Copy out the entries exactly, from the first line to the last.

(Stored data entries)
----------

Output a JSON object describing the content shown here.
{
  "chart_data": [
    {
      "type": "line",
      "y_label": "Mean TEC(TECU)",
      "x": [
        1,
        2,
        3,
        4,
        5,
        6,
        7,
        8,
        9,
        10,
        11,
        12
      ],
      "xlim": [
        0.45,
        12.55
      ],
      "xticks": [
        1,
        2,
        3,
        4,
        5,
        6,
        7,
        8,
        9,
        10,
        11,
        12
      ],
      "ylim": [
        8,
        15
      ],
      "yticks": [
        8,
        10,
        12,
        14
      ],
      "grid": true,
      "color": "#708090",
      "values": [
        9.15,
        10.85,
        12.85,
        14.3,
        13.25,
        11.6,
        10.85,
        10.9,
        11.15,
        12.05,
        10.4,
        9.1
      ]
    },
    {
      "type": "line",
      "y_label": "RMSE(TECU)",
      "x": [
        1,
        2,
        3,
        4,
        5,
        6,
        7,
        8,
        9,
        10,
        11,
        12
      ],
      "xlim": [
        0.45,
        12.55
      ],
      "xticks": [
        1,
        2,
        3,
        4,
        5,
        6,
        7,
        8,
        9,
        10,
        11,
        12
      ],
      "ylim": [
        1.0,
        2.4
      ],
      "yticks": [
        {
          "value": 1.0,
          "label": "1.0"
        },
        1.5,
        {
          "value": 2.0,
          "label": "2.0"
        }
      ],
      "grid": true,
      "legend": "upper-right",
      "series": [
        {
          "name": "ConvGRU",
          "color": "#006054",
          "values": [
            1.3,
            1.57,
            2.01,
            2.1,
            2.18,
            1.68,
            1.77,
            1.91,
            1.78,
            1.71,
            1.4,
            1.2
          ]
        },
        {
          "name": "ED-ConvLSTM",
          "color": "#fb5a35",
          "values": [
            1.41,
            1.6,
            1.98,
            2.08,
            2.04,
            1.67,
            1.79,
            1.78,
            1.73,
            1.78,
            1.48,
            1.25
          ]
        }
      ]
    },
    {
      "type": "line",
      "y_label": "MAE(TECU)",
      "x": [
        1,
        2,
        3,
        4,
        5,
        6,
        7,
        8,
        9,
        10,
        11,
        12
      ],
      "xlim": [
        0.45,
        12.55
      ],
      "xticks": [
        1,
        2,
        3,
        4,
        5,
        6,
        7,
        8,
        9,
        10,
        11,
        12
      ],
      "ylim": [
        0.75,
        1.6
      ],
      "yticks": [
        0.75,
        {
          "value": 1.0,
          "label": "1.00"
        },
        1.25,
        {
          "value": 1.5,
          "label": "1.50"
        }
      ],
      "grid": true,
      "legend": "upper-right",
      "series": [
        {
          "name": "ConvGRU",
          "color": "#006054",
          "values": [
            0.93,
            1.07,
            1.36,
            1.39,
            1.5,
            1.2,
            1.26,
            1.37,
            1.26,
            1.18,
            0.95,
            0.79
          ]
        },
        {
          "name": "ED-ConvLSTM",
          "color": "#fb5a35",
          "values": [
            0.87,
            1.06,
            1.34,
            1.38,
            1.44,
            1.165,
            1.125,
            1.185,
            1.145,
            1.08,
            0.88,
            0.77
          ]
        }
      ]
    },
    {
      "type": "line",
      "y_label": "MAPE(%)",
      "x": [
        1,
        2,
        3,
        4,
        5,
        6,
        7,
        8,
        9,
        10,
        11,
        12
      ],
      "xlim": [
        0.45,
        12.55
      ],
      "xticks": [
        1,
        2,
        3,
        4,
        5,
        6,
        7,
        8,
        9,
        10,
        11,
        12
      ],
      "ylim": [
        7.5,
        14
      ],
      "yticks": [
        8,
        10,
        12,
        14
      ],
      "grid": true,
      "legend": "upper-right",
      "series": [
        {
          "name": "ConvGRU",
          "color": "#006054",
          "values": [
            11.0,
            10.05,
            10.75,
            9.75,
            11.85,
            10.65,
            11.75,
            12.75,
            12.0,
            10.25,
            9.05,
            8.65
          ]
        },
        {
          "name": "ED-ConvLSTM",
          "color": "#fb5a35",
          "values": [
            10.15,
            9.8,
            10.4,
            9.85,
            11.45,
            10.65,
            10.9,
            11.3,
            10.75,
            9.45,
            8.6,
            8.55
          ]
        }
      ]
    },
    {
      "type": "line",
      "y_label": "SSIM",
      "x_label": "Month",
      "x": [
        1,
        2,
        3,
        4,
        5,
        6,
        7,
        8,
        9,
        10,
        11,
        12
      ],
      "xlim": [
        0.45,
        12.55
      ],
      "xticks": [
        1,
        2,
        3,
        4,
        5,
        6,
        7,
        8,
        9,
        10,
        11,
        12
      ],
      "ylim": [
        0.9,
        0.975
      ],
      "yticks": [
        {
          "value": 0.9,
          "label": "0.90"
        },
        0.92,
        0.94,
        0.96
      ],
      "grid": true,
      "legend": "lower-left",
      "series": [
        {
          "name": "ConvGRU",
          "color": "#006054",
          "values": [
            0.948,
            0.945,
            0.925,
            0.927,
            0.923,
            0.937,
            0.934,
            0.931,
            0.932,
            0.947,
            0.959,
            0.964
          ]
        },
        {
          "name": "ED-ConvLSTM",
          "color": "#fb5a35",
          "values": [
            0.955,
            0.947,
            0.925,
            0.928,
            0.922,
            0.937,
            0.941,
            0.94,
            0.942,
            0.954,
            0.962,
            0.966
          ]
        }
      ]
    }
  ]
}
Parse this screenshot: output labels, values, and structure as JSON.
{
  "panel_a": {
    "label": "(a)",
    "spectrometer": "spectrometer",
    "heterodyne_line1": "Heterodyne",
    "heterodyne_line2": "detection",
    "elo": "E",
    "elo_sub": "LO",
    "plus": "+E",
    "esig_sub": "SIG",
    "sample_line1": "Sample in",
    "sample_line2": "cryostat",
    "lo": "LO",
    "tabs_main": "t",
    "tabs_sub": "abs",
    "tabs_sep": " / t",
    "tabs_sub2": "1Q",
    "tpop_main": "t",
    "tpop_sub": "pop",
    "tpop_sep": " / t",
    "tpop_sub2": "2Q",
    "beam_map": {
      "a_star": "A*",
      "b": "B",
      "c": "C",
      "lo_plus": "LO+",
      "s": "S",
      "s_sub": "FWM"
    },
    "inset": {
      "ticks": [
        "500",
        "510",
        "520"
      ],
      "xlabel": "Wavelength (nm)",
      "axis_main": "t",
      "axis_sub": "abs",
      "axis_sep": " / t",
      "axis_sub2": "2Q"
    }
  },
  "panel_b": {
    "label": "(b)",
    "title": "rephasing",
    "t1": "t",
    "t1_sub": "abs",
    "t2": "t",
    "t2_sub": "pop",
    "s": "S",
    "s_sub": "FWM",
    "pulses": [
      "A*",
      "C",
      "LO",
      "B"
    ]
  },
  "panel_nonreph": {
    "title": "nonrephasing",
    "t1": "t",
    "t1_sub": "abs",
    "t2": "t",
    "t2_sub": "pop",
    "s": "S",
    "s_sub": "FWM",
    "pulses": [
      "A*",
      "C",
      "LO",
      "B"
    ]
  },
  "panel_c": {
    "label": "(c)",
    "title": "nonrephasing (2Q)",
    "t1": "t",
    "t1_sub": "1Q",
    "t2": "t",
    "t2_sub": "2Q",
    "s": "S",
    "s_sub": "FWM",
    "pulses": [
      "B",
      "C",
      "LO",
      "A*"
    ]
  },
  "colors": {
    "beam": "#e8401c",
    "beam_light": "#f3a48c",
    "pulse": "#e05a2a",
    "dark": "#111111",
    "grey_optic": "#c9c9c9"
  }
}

----------

RESULT FOR THIS TASK:
Output a JSON object describing the content shown here.
{
  "chart_data": [
    {
      "type": "line",
      "y_label": "Mean TEC(TECU)",
      "x": [
        1,
        2,
        3,
        4,
        5,
        6,
        7,
        8,
        9,
        10,
        11,
        12
      ],
      "xlim": [
        0.45,
        12.55
      ],
      "xticks": [
        1,
        2,
        3,
        4,
        5,
        6,
        7,
        8,
        9,
        10,
        11,
        12
      ],
      "ylim": [
        8,
        15
      ],
      "yticks": [
        8,
        10,
        12,
        14
      ],
      "grid": true,
      "color": "#708090",
      "values": [
        9.15,
        10.85,
        12.85,
        14.3,
        13.25,
        11.6,
        10.85,
        10.9,
        11.15,
        12.05,
        10.4,
        9.1
      ]
    },
    {
      "type": "line",
      "y_label": "RMSE(TECU)",
      "x": [
        1,
        2,
        3,
        4,
        5,
        6,
        7,
        8,
        9,
        10,
        11,
        12
      ],
      "xlim": [
        0.45,
        12.55
      ],
      "xticks": [
        1,
        2,
        3,
        4,
        5,
        6,
        7,
        8,
        9,
        10,
        11,
        12
      ],
      "ylim": [
        1.0,
        2.4
      ],
      "yticks": [
        {
          "value": 1.0,
          "label": "1.0"
        },
        1.5,
        {
          "value": 2.0,
          "label": "2.0"
        }
      ],
      "grid": true,
      "legend": "upper-right",
      "series": [
        {
          "name": "ConvGRU",
          "color": "#006054",
          "values": [
            1.3,
            1.57,
            2.01,
            2.1,
            2.18,
            1.68,
            1.77,
            1.91,
            1.78,
            1.71,
            1.4,
            1.2
          ]
        },
        {
          "name": "ED-ConvLSTM",
          "color": "#fb5a35",
          "values": [
            1.41,
            1.6,
            1.98,
            2.08,
            2.04,
            1.67,
            1.79,
            1.78,
            1.73,
            1.78,
            1.48,
            1.25
          ]
        }
      ]
    },
    {
      "type": "line",
      "y_label": "MAE(TECU)",
      "x": [
        1,
        2,
        3,
        4,
        5,
        6,
        7,
        8,
        9,
        10,
        11,
        12
      ],
      "xlim": [
        0.45,
        12.55
      ],
      "xticks": [
        1,
        2,
        3,
        4,
        5,
        6,
        7,
        8,
        9,
        10,
        11,
        12
      ],
      "ylim": [
        0.75,
        1.6
      ],
      "yticks": [
        0.75,
        {
          "value": 1.0,
          "label": "1.00"
        },
        1.25,
        {
          "value": 1.5,
          "label": "1.50"
        }
      ],
      "grid": true,
      "legend": "upper-right",
      "series": [
        {
          "name": "ConvGRU",
          "color": "#006054",
          "values": [
            0.93,
            1.07,
            1.36,
            1.39,
            1.5,
            1.2,
            1.26,
            1.37,
            1.26,
            1.18,
            0.95,
            0.79
          ]
        },
        {
          "name": "ED-ConvLSTM",
          "color": "#fb5a35",
          "values": [
            0.87,
            1.06,
            1.34,
            1.38,
            1.44,
            1.165,
            1.125,
            1.185,
            1.145,
            1.08,
            0.88,
            0.77
          ]
        }
      ]
    },
    {
      "type": "line",
      "y_label": "MAPE(%)",
      "x": [
        1,
        2,
        3,
        4,
        5,
        6,
        7,
        8,
        9,
        10,
        11,
        12
      ],
      "xlim": [
        0.45,
        12.55
      ],
      "xticks": [
        1,
        2,
        3,
        4,
        5,
        6,
        7,
        8,
        9,
        10,
        11,
        12
      ],
      "ylim": [
        7.5,
        14
      ],
      "yticks": [
        8,
        10,
        12,
        14
      ],
      "grid": true,
      "legend": "upper-right",
      "series": [
        {
          "name": "ConvGRU",
          "color": "#006054",
          "values": [
            11.0,
            10.05,
            10.75,
            9.75,
            11.85,
            10.65,
            11.75,
            12.75,
            12.0,
            10.25,
            9.05,
            8.65
          ]
        },
        {
          "name": "ED-ConvLSTM",
          "color": "#fb5a35",
          "values": [
            10.15,
            9.8,
            10.4,
            9.85,
            11.45,
            10.65,
            10.9,
            11.3,
            10.75,
            9.45,
            8.6,
            8.55
          ]
        }
      ]
    },
    {
      "type": "line",
      "y_label": "SSIM",
      "x_label": "Month",
      "x": [
        1,
        2,
        3,
        4,
        5,
        6,
        7,
        8,
        9,
        10,
        11,
        12
      ],
      "xlim": [
        0.45,
        12.55
      ],
      "xticks": [
        1,
        2,
        3,
        4,
        5,
        6,
        7,
        8,
        9,
        10,
        11,
        12
      ],
      "ylim": [
        0.9,
        0.975
      ],
      "yticks": [
        {
          "value": 0.9,
          "label": "0.90"
        },
        0.92,
        0.94,
        0.96
      ],
      "grid": true,
      "legend": "lower-left",
      "series": [
        {
          "name": "ConvGRU",
          "color": "#006054",
          "values": [
            0.948,
            0.945,
            0.925,
            0.927,
            0.923,
            0.937,
            0.934,
            0.931,
            0.932,
            0.947,
            0.959,
            0.964
          ]
        },
        {
          "name": "ED-ConvLSTM",
          "color": "#fb5a35",
          "values": [
            0.955,
            0.947,
            0.925,
            0.928,
            0.922,
            0.937,
            0.941,
            0.94,
            0.942,
            0.954,
            0.962,
            0.966
          ]
        }
      ]
    }
  ]
}
Parse this screenshot: output labels, values, and structure as JSON.
{
  "panel_a": {
    "label": "(a)",
    "spectrometer": "spectrometer",
    "heterodyne_line1": "Heterodyne",
    "heterodyne_line2": "detection",
    "elo": "E",
    "elo_sub": "LO",
    "plus": "+E",
    "esig_sub": "SIG",
    "sample_line1": "Sample in",
    "sample_line2": "cryostat",
    "lo": "LO",
    "tabs_main": "t",
    "tabs_sub": "abs",
    "tabs_sep": " / t",
    "tabs_sub2": "1Q",
    "tpop_main": "t",
    "tpop_sub": "pop",
    "tpop_sep": " / t",
    "tpop_sub2": "2Q",
    "beam_map": {
      "a_star": "A*",
      "b": "B",
      "c": "C",
      "lo_plus": "LO+",
      "s": "S",
      "s_sub": "FWM"
    },
    "inset": {
      "ticks": [
        "500",
        "510",
        "520"
      ],
      "xlabel": "Wavelength (nm)",
      "axis_main": "t",
      "axis_sub": "abs",
      "axis_sep": " / t",
      "axis_sub2": "2Q"
    }
  },
  "panel_b": {
    "label": "(b)",
    "title": "rephasing",
    "t1": "t",
    "t1_sub": "abs",
    "t2": "t",
    "t2_sub": "pop",
    "s": "S",
    "s_sub": "FWM",
    "pulses": [
      "A*",
      "C",
      "LO",
      "B"
    ]
  },
  "panel_nonreph": {
    "title": "nonrephasing",
    "t1": "t",
    "t1_sub": "abs",
    "t2": "t",
    "t2_sub": "pop",
    "s": "S",
    "s_sub": "FWM",
    "pulses": [
      "A*",
      "C",
      "LO",
      "B"
    ]
  },
  "panel_c": {
    "label": "(c)",
    "title": "nonrephasing (2Q)",
    "t1": "t",
    "t1_sub": "1Q",
    "t2": "t",
    "t2_sub": "2Q",
    "s": "S",
    "s_sub": "FWM",
    "pulses": [
      "B",
      "C",
      "LO",
      "A*"
    ]
  },
  "colors": {
    "beam": "#e8401c",
    "beam_light": "#f3a48c",
    "pulse": "#e05a2a",
    "dark": "#111111",
    "grey_optic": "#c9c9c9"
  }
}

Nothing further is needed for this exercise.